------ SUPPLIED MATERIAL
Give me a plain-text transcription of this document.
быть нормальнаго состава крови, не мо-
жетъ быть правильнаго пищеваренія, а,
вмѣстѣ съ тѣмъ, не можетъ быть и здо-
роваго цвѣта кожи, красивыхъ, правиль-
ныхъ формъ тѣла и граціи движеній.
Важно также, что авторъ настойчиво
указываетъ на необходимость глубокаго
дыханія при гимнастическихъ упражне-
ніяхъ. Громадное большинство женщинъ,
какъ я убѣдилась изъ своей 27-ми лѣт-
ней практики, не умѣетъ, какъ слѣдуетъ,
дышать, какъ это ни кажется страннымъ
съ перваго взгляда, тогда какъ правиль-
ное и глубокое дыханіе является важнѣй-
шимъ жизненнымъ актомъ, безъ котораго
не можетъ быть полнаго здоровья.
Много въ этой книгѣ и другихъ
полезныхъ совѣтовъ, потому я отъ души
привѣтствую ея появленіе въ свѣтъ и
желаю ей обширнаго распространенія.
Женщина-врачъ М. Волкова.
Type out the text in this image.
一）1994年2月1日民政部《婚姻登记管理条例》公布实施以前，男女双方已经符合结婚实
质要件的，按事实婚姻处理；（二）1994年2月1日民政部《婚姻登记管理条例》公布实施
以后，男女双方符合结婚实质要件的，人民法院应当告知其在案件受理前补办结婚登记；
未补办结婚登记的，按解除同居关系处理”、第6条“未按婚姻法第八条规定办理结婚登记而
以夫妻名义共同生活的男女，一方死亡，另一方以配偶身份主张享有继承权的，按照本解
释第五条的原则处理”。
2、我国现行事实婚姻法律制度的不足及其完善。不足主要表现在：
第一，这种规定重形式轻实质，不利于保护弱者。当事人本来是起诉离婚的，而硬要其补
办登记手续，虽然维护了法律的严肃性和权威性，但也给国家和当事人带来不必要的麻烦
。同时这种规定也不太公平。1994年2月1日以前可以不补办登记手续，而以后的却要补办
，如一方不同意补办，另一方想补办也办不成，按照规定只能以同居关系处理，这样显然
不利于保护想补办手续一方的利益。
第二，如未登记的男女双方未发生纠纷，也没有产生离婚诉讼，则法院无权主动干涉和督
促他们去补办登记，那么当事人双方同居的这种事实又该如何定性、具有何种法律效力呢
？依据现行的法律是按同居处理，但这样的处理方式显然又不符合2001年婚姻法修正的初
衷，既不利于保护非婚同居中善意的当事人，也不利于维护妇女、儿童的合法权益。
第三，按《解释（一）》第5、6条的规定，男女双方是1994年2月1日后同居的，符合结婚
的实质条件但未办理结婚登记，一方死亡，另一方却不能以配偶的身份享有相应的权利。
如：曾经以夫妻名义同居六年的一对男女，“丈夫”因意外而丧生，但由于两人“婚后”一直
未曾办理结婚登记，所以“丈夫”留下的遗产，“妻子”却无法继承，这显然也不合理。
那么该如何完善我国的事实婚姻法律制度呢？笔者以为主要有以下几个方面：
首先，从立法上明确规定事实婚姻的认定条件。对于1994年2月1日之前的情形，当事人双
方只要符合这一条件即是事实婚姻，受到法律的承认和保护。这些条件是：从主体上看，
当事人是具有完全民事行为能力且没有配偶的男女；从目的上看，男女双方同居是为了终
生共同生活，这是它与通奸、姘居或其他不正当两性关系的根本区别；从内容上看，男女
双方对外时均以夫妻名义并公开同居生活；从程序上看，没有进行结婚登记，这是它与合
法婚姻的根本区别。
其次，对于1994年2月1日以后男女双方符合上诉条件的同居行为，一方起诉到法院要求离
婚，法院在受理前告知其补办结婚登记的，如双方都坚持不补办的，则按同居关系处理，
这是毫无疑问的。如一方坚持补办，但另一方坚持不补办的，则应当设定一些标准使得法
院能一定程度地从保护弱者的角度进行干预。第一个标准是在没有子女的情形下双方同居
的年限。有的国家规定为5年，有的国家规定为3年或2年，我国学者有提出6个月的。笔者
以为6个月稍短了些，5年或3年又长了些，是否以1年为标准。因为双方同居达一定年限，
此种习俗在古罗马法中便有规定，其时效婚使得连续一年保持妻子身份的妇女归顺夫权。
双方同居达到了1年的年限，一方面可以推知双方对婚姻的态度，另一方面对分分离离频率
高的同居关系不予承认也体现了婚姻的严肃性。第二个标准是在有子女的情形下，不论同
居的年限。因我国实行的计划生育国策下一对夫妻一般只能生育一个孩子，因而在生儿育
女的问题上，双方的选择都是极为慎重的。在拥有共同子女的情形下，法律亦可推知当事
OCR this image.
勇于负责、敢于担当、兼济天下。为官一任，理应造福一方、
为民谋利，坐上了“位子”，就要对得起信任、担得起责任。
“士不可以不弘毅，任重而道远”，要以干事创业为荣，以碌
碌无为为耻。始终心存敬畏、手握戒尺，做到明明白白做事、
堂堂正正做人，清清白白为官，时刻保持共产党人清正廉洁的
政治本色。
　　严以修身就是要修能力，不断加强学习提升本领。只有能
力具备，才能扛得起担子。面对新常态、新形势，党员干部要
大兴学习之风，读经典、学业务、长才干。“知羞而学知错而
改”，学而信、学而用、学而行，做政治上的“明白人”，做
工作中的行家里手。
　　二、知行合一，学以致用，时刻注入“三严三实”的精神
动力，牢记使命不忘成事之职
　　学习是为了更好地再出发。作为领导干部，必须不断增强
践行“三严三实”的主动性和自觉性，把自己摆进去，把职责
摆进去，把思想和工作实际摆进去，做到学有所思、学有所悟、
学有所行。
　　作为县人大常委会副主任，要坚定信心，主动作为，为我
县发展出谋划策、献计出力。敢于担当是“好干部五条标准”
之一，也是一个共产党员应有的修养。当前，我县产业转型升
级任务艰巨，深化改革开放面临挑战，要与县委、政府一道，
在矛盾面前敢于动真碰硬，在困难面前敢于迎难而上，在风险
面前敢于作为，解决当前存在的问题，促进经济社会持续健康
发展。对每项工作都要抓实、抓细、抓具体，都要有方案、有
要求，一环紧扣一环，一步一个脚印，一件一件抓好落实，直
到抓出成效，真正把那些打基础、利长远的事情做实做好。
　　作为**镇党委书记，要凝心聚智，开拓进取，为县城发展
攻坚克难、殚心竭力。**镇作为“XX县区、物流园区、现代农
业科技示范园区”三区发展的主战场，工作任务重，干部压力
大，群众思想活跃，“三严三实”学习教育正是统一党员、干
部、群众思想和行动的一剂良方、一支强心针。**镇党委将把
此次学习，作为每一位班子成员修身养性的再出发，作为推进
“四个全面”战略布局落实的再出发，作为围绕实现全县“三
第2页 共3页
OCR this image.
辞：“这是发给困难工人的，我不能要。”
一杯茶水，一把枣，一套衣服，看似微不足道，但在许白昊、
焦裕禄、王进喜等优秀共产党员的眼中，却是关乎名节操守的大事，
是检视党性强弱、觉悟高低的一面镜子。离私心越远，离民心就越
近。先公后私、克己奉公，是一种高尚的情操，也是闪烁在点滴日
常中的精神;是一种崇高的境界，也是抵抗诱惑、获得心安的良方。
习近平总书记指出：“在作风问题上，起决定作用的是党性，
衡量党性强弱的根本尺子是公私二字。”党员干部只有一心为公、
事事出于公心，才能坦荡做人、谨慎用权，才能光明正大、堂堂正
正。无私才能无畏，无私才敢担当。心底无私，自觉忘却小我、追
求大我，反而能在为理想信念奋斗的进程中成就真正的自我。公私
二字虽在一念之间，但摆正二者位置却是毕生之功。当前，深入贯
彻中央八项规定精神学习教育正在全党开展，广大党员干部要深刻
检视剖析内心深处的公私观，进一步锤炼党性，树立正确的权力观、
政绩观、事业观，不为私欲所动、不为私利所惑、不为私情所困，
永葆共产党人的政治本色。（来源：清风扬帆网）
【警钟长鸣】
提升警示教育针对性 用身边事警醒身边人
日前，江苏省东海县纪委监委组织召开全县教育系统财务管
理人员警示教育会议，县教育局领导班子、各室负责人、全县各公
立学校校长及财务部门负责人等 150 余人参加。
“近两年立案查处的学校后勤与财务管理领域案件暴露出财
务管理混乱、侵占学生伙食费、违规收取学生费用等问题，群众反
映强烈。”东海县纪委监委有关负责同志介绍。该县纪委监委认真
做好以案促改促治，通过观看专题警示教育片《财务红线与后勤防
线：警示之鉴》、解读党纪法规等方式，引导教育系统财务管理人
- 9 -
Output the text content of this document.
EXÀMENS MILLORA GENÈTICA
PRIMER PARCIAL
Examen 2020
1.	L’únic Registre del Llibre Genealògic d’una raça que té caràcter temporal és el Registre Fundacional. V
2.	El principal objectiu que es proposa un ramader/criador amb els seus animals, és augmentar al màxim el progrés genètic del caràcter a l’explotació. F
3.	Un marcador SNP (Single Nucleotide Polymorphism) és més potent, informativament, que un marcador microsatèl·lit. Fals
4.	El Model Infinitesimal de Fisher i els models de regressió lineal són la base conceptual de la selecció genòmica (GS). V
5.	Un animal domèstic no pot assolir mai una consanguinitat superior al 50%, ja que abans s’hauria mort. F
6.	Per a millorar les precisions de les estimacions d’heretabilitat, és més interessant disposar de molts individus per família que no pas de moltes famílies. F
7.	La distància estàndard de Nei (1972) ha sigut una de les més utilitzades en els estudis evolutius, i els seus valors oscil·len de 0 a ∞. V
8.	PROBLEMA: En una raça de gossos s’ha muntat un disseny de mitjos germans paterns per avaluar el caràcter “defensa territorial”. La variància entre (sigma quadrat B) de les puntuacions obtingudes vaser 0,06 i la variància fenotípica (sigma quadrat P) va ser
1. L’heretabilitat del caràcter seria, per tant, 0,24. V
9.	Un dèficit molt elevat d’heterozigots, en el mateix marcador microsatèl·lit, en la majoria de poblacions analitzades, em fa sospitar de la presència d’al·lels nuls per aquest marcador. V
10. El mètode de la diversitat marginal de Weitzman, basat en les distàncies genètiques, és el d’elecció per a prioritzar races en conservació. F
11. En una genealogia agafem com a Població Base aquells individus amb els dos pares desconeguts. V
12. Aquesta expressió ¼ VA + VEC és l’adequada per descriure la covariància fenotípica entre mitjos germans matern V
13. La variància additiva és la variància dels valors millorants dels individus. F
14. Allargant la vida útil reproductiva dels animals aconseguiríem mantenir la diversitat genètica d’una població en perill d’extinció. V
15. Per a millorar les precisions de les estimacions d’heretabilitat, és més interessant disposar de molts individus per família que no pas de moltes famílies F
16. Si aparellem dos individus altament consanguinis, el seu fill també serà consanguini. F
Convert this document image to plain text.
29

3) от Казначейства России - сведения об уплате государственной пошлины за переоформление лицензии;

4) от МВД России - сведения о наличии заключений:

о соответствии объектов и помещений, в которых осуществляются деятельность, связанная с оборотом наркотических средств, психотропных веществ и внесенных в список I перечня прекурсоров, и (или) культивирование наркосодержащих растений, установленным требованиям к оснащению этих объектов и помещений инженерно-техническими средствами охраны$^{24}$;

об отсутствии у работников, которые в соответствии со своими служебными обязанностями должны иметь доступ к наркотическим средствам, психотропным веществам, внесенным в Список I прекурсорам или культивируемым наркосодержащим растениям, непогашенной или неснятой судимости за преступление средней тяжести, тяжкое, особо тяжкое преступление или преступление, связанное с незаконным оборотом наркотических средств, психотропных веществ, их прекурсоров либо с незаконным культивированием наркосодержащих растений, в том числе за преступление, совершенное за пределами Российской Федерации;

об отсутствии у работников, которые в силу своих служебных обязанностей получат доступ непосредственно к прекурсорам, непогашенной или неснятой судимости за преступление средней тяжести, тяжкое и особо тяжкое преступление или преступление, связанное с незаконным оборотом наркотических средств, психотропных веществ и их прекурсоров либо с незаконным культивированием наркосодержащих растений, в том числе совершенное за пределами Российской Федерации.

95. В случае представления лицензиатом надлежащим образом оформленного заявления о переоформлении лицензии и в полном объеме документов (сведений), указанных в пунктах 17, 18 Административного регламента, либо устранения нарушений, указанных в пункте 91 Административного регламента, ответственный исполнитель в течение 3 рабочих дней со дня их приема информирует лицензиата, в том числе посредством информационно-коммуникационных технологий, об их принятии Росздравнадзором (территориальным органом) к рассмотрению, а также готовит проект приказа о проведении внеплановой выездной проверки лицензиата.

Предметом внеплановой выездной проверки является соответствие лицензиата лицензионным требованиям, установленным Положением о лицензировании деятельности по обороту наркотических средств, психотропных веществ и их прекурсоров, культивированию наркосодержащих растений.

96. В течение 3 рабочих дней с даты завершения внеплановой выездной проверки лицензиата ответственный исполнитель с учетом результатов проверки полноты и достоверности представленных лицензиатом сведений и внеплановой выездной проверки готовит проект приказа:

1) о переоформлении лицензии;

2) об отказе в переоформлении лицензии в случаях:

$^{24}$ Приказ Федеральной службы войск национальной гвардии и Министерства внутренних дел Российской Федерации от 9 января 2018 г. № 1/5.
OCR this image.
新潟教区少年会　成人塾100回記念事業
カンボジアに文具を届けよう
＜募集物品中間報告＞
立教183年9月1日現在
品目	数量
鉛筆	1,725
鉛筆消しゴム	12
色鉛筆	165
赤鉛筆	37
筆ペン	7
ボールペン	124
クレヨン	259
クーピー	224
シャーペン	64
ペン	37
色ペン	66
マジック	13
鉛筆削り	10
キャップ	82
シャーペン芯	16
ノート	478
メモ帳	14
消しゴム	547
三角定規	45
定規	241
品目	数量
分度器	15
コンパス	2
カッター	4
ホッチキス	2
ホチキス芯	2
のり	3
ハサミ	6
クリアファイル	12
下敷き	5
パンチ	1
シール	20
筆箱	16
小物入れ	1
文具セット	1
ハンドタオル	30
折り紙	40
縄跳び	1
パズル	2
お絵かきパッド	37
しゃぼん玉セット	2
------------
REQUIRED WORK -
Lines of the material that contain the word "família" are to be gathered.

SOLUTION FOR THIS TASK -
6.	Per a millorar les precisions de les estimacions d’heretabilitat, és més interessant disposar de molts individus per família que no pas de moltes famílies. F
15. Per a millorar les precisions de les estimacions d’heretabilitat, és més interessant disposar de molts individus per família que no pas de moltes famílies F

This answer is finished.